- **INSTRUCTIONS TO FOLLOW**
Extract the full set of records, then give each one again exactly.

-----

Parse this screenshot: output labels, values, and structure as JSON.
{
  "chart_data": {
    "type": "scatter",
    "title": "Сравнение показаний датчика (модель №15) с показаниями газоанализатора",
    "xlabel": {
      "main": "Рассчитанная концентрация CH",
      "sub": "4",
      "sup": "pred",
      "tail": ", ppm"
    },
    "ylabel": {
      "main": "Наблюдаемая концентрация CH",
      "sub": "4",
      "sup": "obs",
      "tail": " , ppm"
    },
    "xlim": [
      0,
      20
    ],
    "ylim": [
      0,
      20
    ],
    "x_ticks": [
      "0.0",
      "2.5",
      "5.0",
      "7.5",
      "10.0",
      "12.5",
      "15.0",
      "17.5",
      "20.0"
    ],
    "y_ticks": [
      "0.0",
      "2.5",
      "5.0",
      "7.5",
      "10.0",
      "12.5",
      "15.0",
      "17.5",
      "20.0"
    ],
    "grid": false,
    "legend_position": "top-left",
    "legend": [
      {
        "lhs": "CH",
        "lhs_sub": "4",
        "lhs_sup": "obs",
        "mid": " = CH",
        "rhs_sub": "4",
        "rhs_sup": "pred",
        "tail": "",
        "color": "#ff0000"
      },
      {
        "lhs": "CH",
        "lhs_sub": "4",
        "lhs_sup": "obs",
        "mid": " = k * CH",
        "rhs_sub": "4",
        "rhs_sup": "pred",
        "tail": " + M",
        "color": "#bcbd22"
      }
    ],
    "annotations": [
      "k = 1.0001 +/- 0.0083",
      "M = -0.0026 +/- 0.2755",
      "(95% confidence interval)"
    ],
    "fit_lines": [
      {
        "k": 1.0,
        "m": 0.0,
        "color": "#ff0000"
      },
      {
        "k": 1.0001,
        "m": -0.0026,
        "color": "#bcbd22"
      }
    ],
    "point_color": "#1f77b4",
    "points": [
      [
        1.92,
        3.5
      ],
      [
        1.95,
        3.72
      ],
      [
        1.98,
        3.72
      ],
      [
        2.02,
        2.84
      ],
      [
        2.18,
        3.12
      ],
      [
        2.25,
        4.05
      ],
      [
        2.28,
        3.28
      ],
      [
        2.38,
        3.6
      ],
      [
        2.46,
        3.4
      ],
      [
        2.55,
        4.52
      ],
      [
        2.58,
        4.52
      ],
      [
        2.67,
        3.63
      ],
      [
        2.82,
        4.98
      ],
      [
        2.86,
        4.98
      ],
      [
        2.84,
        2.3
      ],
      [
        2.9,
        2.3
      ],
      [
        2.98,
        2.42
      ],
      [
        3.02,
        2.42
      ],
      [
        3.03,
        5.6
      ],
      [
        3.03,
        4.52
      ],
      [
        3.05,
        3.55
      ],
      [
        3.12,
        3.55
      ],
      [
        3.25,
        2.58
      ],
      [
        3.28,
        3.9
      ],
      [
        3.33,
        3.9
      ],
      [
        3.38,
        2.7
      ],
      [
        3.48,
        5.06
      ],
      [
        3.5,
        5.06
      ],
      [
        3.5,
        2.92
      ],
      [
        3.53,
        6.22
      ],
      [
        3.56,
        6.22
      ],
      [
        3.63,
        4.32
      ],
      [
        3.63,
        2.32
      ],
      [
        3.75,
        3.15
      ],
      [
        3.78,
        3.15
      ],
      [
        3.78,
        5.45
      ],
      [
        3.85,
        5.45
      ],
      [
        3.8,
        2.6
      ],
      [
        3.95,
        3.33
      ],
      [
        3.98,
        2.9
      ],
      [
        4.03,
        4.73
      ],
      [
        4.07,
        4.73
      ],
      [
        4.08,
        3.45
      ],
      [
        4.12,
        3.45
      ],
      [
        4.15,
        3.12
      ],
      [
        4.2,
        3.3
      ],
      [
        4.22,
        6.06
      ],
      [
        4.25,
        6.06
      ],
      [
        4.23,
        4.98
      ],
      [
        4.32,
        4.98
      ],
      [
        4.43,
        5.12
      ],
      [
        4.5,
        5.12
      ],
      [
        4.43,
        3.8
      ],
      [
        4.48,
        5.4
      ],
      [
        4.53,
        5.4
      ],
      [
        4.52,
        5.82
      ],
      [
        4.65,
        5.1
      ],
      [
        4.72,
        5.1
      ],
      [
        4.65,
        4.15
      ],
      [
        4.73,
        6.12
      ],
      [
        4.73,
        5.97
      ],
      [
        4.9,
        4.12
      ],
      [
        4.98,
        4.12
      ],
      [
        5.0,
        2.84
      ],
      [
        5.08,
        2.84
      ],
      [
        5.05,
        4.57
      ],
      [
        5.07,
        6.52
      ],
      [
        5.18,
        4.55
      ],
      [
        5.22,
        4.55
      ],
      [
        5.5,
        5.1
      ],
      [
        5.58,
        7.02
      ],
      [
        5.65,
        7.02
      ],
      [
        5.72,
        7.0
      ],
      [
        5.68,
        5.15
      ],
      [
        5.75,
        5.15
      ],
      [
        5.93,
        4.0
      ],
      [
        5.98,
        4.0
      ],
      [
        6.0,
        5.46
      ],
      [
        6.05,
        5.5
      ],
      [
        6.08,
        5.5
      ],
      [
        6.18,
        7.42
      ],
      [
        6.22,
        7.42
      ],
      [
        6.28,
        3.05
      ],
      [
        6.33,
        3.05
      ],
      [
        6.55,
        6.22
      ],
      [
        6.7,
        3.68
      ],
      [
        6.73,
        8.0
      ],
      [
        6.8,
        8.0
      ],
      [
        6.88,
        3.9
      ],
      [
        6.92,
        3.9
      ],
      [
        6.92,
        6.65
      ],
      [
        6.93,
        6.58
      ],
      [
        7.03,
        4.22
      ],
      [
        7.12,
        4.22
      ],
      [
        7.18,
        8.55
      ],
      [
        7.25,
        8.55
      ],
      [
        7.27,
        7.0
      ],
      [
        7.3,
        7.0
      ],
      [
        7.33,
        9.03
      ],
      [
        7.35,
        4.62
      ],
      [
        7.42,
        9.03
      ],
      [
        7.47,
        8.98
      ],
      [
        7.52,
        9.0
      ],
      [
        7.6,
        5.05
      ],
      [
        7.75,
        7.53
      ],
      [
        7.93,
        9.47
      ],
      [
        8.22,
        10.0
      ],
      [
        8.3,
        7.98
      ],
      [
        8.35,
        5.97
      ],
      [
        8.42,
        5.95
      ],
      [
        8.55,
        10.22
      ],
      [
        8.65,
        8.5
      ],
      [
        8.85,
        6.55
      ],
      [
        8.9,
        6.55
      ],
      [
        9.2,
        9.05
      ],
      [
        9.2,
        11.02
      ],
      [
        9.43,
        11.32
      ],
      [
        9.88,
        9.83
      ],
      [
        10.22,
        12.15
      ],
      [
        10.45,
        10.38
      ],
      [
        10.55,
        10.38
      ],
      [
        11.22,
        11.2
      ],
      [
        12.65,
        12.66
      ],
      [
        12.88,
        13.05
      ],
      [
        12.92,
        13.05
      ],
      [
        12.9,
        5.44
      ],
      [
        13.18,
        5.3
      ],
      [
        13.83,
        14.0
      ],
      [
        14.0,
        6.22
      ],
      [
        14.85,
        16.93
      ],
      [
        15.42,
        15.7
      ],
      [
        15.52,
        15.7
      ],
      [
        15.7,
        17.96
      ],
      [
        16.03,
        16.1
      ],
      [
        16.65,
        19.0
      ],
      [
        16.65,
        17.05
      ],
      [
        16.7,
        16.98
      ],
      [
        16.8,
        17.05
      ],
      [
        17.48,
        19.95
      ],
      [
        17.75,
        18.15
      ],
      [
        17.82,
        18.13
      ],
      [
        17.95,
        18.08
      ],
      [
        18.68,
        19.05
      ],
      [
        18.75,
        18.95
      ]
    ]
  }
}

-----

- **ANSWER TO THIS EXERCISE**
Parse this screenshot: output labels, values, and structure as JSON.
{
  "chart_data": {
    "type": "scatter",
    "title": "Сравнение показаний датчика (модель №15) с показаниями газоанализатора",
    "xlabel": {
      "main": "Рассчитанная концентрация CH",
      "sub": "4",
      "sup": "pred",
      "tail": ", ppm"
    },
    "ylabel": {
      "main": "Наблюдаемая концентрация CH",
      "sub": "4",
      "sup": "obs",
      "tail": " , ppm"
    },
    "xlim": [
      0,
      20
    ],
    "ylim": [
      0,
      20
    ],
    "x_ticks": [
      "0.0",
      "2.5",
      "5.0",
      "7.5",
      "10.0",
      "12.5",
      "15.0",
      "17.5",
      "20.0"
    ],
    "y_ticks": [
      "0.0",
      "2.5",
      "5.0",
      "7.5",
      "10.0",
      "12.5",
      "15.0",
      "17.5",
      "20.0"
    ],
    "grid": false,
    "legend_position": "top-left",
    "legend": [
      {
        "lhs": "CH",
        "lhs_sub": "4",
        "lhs_sup": "obs",
        "mid": " = CH",
        "rhs_sub": "4",
        "rhs_sup": "pred",
        "tail": "",
        "color": "#ff0000"
      },
      {
        "lhs": "CH",
        "lhs_sub": "4",
        "lhs_sup": "obs",
        "mid": " = k * CH",
        "rhs_sub": "4",
        "rhs_sup": "pred",
        "tail": " + M",
        "color": "#bcbd22"
      }
    ],
    "annotations": [
      "k = 1.0001 +/- 0.0083",
      "M = -0.0026 +/- 0.2755",
      "(95% confidence interval)"
    ],
    "fit_lines": [
      {
        "k": 1.0,
        "m": 0.0,
        "color": "#ff0000"
      },
      {
        "k": 1.0001,
        "m": -0.0026,
        "color": "#bcbd22"
      }
    ],
    "point_color": "#1f77b4",
    "points": [
      [
        1.92,
        3.5
      ],
      [
        1.95,
        3.72
      ],
      [
        1.98,
        3.72
      ],
      [
        2.02,
        2.84
      ],
      [
        2.18,
        3.12
      ],
      [
        2.25,
        4.05
      ],
      [
        2.28,
        3.28
      ],
      [
        2.38,
        3.6
      ],
      [
        2.46,
        3.4
      ],
      [
        2.55,
        4.52
      ],
      [
        2.58,
        4.52
      ],
      [
        2.67,
        3.63
      ],
      [
        2.82,
        4.98
      ],
      [
        2.86,
        4.98
      ],
      [
        2.84,
        2.3
      ],
      [
        2.9,
        2.3
      ],
      [
        2.98,
        2.42
      ],
      [
        3.02,
        2.42
      ],
      [
        3.03,
        5.6
      ],
      [
        3.03,
        4.52
      ],
      [
        3.05,
        3.55
      ],
      [
        3.12,
        3.55
      ],
      [
        3.25,
        2.58
      ],
      [
        3.28,
        3.9
      ],
      [
        3.33,
        3.9
      ],
      [
        3.38,
        2.7
      ],
      [
        3.48,
        5.06
      ],
      [
        3.5,
        5.06
      ],
      [
        3.5,
        2.92
      ],
      [
        3.53,
        6.22
      ],
      [
        3.56,
        6.22
      ],
      [
        3.63,
        4.32
      ],
      [
        3.63,
        2.32
      ],
      [
        3.75,
        3.15
      ],
      [
        3.78,
        3.15
      ],
      [
        3.78,
        5.45
      ],
      [
        3.85,
        5.45
      ],
      [
        3.8,
        2.6
      ],
      [
        3.95,
        3.33
      ],
      [
        3.98,
        2.9
      ],
      [
        4.03,
        4.73
      ],
      [
        4.07,
        4.73
      ],
      [
        4.08,
        3.45
      ],
      [
        4.12,
        3.45
      ],
      [
        4.15,
        3.12
      ],
      [
        4.2,
        3.3
      ],
      [
        4.22,
        6.06
      ],
      [
        4.25,
        6.06
      ],
      [
        4.23,
        4.98
      ],
      [
        4.32,
        4.98
      ],
      [
        4.43,
        5.12
      ],
      [
        4.5,
        5.12
      ],
      [
        4.43,
        3.8
      ],
      [
        4.48,
        5.4
      ],
      [
        4.53,
        5.4
      ],
      [
        4.52,
        5.82
      ],
      [
        4.65,
        5.1
      ],
      [
        4.72,
        5.1
      ],
      [
        4.65,
        4.15
      ],
      [
        4.73,
        6.12
      ],
      [
        4.73,
        5.97
      ],
      [
        4.9,
        4.12
      ],
      [
        4.98,
        4.12
      ],
      [
        5.0,
        2.84
      ],
      [
        5.08,
        2.84
      ],
      [
        5.05,
        4.57
      ],
      [
        5.07,
        6.52
      ],
      [
        5.18,
        4.55
      ],
      [
        5.22,
        4.55
      ],
      [
        5.5,
        5.1
      ],
      [
        5.58,
        7.02
      ],
      [
        5.65,
        7.02
      ],
      [
        5.72,
        7.0
      ],
      [
        5.68,
        5.15
      ],
      [
        5.75,
        5.15
      ],
      [
        5.93,
        4.0
      ],
      [
        5.98,
        4.0
      ],
      [
        6.0,
        5.46
      ],
      [
        6.05,
        5.5
      ],
      [
        6.08,
        5.5
      ],
      [
        6.18,
        7.42
      ],
      [
        6.22,
        7.42
      ],
      [
        6.28,
        3.05
      ],
      [
        6.33,
        3.05
      ],
      [
        6.55,
        6.22
      ],
      [
        6.7,
        3.68
      ],
      [
        6.73,
        8.0
      ],
      [
        6.8,
        8.0
      ],
      [
        6.88,
        3.9
      ],
      [
        6.92,
        3.9
      ],
      [
        6.92,
        6.65
      ],
      [
        6.93,
        6.58
      ],
      [
        7.03,
        4.22
      ],
      [
        7.12,
        4.22
      ],
      [
        7.18,
        8.55
      ],
      [
        7.25,
        8.55
      ],
      [
        7.27,
        7.0
      ],
      [
        7.3,
        7.0
      ],
      [
        7.33,
        9.03
      ],
      [
        7.35,
        4.62
      ],
      [
        7.42,
        9.03
      ],
      [
        7.47,
        8.98
      ],
      [
        7.52,
        9.0
      ],
      [
        7.6,
        5.05
      ],
      [
        7.75,
        7.53
      ],
      [
        7.93,
        9.47
      ],
      [
        8.22,
        10.0
      ],
      [
        8.3,
        7.98
      ],
      [
        8.35,
        5.97
      ],
      [
        8.42,
        5.95
      ],
      [
        8.55,
        10.22
      ],
      [
        8.65,
        8.5
      ],
      [
        8.85,
        6.55
      ],
      [
        8.9,
        6.55
      ],
      [
        9.2,
        9.05
      ],
      [
        9.2,
        11.02
      ],
      [
        9.43,
        11.32
      ],
      [
        9.88,
        9.83
      ],
      [
        10.22,
        12.15
      ],
      [
        10.45,
        10.38
      ],
      [
        10.55,
        10.38
      ],
      [
        11.22,
        11.2
      ],
      [
        12.65,
        12.66
      ],
      [
        12.88,
        13.05
      ],
      [
        12.92,
        13.05
      ],
      [
        12.9,
        5.44
      ],
      [
        13.18,
        5.3
      ],
      [
        13.83,
        14.0
      ],
      [
        14.0,
        6.22
      ],
      [
        14.85,
        16.93
      ],
      [
        15.42,
        15.7
      ],
      [
        15.52,
        15.7
      ],
      [
        15.7,
        17.96
      ],
      [
        16.03,
        16.1
      ],
      [
        16.65,
        19.0
      ],
      [
        16.65,
        17.05
      ],
      [
        16.7,
        16.98
      ],
      [
        16.8,
        17.05
      ],
      [
        17.48,
        19.95
      ],
      [
        17.75,
        18.15
      ],
      [
        17.82,
        18.13
      ],
      [
        17.95,
        18.08
      ],
      [
        18.68,
        19.05
      ],
      [
        18.75,
        18.95
      ]
    ]
  }
}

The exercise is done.